-------- Provided records

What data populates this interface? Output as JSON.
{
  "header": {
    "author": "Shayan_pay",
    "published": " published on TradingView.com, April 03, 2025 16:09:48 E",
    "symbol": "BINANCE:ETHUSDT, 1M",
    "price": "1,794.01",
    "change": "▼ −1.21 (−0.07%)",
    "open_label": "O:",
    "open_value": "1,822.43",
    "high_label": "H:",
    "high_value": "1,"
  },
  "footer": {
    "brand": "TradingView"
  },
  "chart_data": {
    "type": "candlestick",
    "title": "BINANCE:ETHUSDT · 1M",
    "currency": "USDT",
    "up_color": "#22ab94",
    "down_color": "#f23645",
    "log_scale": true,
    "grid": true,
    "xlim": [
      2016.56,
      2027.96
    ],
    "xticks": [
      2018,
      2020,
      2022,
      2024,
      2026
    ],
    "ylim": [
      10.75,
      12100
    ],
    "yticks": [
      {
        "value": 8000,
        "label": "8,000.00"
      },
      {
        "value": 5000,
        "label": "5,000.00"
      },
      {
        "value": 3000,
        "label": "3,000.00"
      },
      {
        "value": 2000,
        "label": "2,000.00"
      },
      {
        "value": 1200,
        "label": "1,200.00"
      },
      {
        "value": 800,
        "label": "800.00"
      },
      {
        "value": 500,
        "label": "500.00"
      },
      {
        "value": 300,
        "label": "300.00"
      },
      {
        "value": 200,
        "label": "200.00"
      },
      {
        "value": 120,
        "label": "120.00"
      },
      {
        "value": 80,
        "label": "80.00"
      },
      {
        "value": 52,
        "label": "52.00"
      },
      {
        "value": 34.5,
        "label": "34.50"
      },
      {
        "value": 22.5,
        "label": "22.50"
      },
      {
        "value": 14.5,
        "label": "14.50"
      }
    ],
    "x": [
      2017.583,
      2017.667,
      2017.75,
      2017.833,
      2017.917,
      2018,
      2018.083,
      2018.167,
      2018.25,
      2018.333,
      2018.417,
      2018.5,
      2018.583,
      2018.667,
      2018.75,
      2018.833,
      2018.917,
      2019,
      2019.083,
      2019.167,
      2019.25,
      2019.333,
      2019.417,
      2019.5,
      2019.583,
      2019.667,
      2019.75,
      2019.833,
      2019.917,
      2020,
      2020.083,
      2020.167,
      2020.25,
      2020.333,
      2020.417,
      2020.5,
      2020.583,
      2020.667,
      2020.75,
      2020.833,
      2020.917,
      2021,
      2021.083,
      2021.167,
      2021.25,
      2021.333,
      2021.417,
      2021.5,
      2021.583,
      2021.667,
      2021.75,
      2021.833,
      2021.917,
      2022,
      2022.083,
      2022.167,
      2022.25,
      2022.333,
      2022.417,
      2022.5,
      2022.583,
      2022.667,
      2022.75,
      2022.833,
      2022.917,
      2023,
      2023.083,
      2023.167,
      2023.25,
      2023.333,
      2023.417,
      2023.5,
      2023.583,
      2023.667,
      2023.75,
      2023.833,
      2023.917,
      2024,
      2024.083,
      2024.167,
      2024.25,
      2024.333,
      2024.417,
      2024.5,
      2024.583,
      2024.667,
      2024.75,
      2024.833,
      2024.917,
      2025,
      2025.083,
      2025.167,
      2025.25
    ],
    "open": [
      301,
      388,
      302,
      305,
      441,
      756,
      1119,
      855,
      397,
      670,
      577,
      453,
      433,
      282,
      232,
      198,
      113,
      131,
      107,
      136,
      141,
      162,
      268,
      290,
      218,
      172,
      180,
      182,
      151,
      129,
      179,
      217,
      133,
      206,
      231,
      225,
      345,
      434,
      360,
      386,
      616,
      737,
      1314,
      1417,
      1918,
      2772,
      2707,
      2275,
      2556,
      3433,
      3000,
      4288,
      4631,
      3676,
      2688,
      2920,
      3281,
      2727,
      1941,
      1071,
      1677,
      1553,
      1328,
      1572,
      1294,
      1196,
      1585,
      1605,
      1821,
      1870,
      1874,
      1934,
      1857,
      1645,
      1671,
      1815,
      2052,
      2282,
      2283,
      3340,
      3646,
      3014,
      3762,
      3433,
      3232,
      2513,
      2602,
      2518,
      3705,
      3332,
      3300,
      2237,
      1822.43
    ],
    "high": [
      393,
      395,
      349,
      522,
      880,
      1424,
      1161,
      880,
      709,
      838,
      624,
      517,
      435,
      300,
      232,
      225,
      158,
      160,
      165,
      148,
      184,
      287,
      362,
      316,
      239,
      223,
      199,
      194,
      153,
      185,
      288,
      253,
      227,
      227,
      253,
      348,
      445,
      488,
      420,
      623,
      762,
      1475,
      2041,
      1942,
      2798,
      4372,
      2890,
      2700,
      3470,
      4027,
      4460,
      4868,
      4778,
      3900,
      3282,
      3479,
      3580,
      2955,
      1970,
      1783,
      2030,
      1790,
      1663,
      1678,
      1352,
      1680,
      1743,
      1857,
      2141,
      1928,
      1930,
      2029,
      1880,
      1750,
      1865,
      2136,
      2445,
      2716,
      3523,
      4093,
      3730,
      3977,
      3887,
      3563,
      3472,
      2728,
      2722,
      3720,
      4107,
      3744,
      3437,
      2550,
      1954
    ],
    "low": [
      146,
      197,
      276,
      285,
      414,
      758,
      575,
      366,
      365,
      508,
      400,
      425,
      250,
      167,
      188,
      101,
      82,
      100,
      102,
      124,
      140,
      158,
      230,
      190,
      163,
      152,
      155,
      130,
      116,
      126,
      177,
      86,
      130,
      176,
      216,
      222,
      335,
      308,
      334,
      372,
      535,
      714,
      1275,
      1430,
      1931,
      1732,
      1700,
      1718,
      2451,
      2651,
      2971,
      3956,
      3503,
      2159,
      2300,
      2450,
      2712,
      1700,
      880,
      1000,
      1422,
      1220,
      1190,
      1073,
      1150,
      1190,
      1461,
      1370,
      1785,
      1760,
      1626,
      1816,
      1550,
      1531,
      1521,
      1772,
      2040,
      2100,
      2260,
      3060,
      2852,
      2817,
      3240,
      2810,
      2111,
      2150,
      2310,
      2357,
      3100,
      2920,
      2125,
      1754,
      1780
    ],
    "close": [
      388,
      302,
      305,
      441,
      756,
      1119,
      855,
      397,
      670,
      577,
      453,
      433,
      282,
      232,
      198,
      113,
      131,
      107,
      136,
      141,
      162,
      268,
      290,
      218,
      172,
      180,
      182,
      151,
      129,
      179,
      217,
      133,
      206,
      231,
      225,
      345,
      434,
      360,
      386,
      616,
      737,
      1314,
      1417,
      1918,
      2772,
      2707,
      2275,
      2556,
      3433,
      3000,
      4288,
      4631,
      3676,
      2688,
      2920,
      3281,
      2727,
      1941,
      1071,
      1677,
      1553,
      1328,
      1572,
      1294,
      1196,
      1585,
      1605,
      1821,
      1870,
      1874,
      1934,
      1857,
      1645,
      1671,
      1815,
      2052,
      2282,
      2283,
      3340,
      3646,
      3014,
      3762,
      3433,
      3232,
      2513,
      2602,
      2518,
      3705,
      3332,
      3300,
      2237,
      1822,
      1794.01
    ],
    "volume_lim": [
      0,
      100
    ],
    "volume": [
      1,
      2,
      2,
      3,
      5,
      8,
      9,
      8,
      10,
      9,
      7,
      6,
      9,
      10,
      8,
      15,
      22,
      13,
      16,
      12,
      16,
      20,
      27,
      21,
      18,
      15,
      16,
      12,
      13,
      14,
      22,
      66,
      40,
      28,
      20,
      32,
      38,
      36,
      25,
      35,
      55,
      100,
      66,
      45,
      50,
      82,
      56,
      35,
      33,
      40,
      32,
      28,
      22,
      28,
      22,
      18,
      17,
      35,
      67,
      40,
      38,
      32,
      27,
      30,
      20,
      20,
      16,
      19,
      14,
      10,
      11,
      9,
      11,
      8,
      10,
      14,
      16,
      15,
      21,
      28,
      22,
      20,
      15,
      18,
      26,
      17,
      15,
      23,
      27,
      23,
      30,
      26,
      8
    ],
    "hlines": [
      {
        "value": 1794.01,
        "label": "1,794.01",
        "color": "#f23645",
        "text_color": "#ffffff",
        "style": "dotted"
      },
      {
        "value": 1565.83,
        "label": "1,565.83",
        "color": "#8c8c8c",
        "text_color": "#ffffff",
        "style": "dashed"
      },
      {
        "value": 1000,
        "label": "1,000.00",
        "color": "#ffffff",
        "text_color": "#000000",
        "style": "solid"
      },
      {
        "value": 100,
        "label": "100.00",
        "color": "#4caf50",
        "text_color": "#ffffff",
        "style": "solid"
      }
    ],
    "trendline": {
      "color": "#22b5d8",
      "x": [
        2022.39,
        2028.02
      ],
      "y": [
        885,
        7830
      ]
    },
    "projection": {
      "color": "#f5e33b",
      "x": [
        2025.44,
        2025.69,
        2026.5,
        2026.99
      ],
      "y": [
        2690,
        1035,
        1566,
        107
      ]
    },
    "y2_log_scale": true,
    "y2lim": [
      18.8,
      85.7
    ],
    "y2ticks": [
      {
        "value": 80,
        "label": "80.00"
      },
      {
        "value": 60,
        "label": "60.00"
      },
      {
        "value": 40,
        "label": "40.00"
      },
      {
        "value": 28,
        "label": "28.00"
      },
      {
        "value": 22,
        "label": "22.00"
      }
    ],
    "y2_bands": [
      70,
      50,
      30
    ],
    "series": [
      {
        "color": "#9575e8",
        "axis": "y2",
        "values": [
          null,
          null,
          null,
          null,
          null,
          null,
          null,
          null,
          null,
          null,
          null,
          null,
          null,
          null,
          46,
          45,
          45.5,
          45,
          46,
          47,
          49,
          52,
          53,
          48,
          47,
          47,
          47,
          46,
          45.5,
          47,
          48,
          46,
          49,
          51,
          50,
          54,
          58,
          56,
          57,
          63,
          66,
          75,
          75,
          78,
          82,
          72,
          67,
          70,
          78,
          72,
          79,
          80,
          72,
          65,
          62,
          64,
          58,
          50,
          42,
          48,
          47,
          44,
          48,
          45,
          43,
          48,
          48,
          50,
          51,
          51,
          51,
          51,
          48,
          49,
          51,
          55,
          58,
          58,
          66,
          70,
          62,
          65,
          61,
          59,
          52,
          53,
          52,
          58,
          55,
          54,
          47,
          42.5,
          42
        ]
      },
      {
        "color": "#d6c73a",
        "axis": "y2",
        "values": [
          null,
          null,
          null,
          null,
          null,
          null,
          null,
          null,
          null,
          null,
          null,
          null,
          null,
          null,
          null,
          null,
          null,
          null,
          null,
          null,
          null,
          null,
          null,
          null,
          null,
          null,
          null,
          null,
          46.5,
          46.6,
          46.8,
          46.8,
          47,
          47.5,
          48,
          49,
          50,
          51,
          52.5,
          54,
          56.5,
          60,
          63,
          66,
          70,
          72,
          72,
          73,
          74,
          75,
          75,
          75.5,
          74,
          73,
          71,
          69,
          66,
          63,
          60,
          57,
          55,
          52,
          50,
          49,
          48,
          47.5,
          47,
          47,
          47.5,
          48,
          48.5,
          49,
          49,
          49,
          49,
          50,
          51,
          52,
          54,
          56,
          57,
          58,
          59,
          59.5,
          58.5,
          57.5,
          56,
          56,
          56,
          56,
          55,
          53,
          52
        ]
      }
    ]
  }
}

----------------

- _Short exercise_:
Each line that holds the word "TradingView" is to be copied.

- _Response_:
    "published": " published on TradingView.com, April 03, 2025 16:09:48 E",
    "brand": "TradingView"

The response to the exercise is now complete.